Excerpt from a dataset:
◇ ◇ ◇ ◇ ◇ ◇ ◇
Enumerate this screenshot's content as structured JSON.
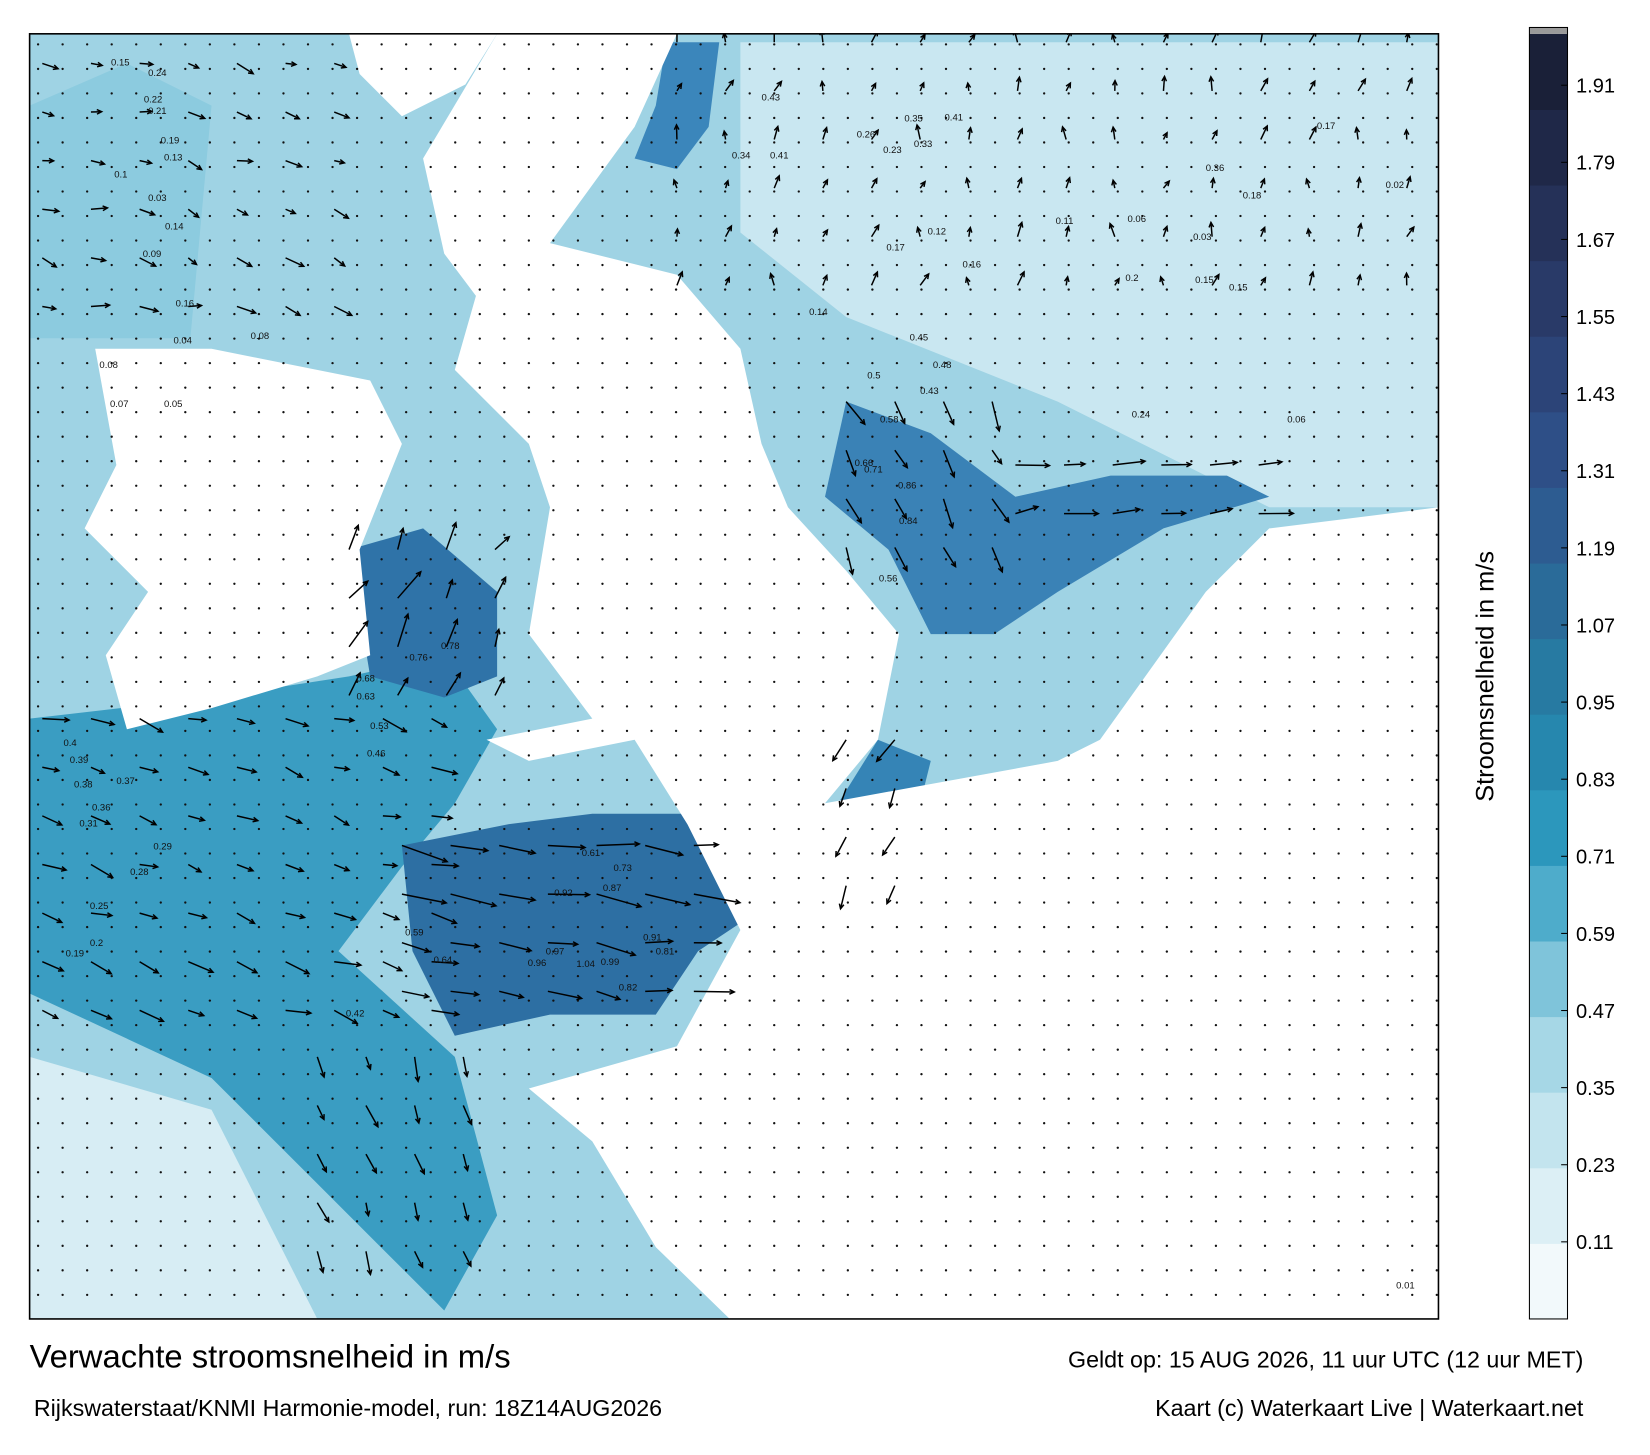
{
  "title": "Verwachte stroomsnelheid in m/s",
  "subtitle": "Rijkswaterstaat/KNMI Harmonie-model, run: 18Z14AUG2026",
  "valid_time": "Geldt op: 15 AUG 2026, 11 uur UTC (12 uur MET)",
  "credit": "Kaart (c) Waterkaart Live | Waterkaart.net",
  "colorbar": {
    "label": "Stroomsnelheid in m/s",
    "clim": [
      -0.01,
      1.99
    ],
    "ticks": [
      0.11,
      0.23,
      0.35,
      0.47,
      0.59,
      0.71,
      0.83,
      0.95,
      1.07,
      1.19,
      1.31,
      1.43,
      1.55,
      1.67,
      1.79,
      1.91
    ],
    "colors": [
      "#f2f9fb",
      "#dceff5",
      "#c3e4ee",
      "#a6d7e6",
      "#7fc4da",
      "#4eaccb",
      "#2c97bc",
      "#2687ae",
      "#277aa2",
      "#2a6b99",
      "#2d5c91",
      "#2e4f87",
      "#2c4478",
      "#293a68",
      "#253158",
      "#1f2848",
      "#1a2038"
    ]
  },
  "map": {
    "labels": [
      "0.15",
      "0.24",
      "0.22",
      "0.21",
      "0.19",
      "0.13",
      "0.1",
      "0.14",
      "0.09",
      "0.16",
      "0.04",
      "0.08",
      "0.07",
      "0.05",
      "0.4",
      "0.39",
      "0.38",
      "0.37",
      "0.36",
      "0.31",
      "0.29",
      "0.28",
      "0.25",
      "0.2",
      "0.19",
      "0.42",
      "0.46",
      "0.53",
      "0.63",
      "0.68",
      "0.76",
      "0.78",
      "0.59",
      "0.64",
      "0.92",
      "0.96",
      "0.97",
      "1.04",
      "0.99",
      "0.91",
      "0.81",
      "0.82",
      "0.73",
      "0.61",
      "0.87",
      "0.86",
      "0.84",
      "0.71",
      "0.66",
      "0.56",
      "0.58",
      "0.5",
      "0.48",
      "0.43",
      "0.45",
      "0.41",
      "0.35",
      "0.33",
      "0.26",
      "0.23",
      "0.17",
      "0.12",
      "0.11",
      "0.06",
      "0.03",
      "0.02",
      "0.01",
      "0.43",
      "0.34",
      "0.41",
      "0.36",
      "0.18",
      "0.2",
      "0.15",
      "0.14",
      "0.16",
      "0.17",
      "0.15",
      "0.24",
      "0.06",
      "0.03",
      "0.08"
    ]
  }
}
◇ ◇ ◇ ◇ ◇ ◇ ◇
## What to do
Repeat the material verbatim. Do not carry over any picture.

## Written answer
Enumerate this screenshot's content as structured JSON.
{
  "title": "Verwachte stroomsnelheid in m/s",
  "subtitle": "Rijkswaterstaat/KNMI Harmonie-model, run: 18Z14AUG2026",
  "valid_time": "Geldt op: 15 AUG 2026, 11 uur UTC (12 uur MET)",
  "credit": "Kaart (c) Waterkaart Live | Waterkaart.net",
  "colorbar": {
    "label": "Stroomsnelheid in m/s",
    "clim": [
      -0.01,
      1.99
    ],
    "ticks": [
      0.11,
      0.23,
      0.35,
      0.47,
      0.59,
      0.71,
      0.83,
      0.95,
      1.07,
      1.19,
      1.31,
      1.43,
      1.55,
      1.67,
      1.79,
      1.91
    ],
    "colors": [
      "#f2f9fb",
      "#dceff5",
      "#c3e4ee",
      "#a6d7e6",
      "#7fc4da",
      "#4eaccb",
      "#2c97bc",
      "#2687ae",
      "#277aa2",
      "#2a6b99",
      "#2d5c91",
      "#2e4f87",
      "#2c4478",
      "#293a68",
      "#253158",
      "#1f2848",
      "#1a2038"
    ]
  },
  "map": {
    "labels": [
      "0.15",
      "0.24",
      "0.22",
      "0.21",
      "0.19",
      "0.13",
      "0.1",
      "0.14",
      "0.09",
      "0.16",
      "0.04",
      "0.08",
      "0.07",
      "0.05",
      "0.4",
      "0.39",
      "0.38",
      "0.37",
      "0.36",
      "0.31",
      "0.29",
      "0.28",
      "0.25",
      "0.2",
      "0.19",
      "0.42",
      "0.46",
      "0.53",
      "0.63",
      "0.68",
      "0.76",
      "0.78",
      "0.59",
      "0.64",
      "0.92",
      "0.96",
      "0.97",
      "1.04",
      "0.99",
      "0.91",
      "0.81",
      "0.82",
      "0.73",
      "0.61",
      "0.87",
      "0.86",
      "0.84",
      "0.71",
      "0.66",
      "0.56",
      "0.58",
      "0.5",
      "0.48",
      "0.43",
      "0.45",
      "0.41",
      "0.35",
      "0.33",
      "0.26",
      "0.23",
      "0.17",
      "0.12",
      "0.11",
      "0.06",
      "0.03",
      "0.02",
      "0.01",
      "0.43",
      "0.34",
      "0.41",
      "0.36",
      "0.18",
      "0.2",
      "0.15",
      "0.14",
      "0.16",
      "0.17",
      "0.15",
      "0.24",
      "0.06",
      "0.03",
      "0.08"
    ]
  }
}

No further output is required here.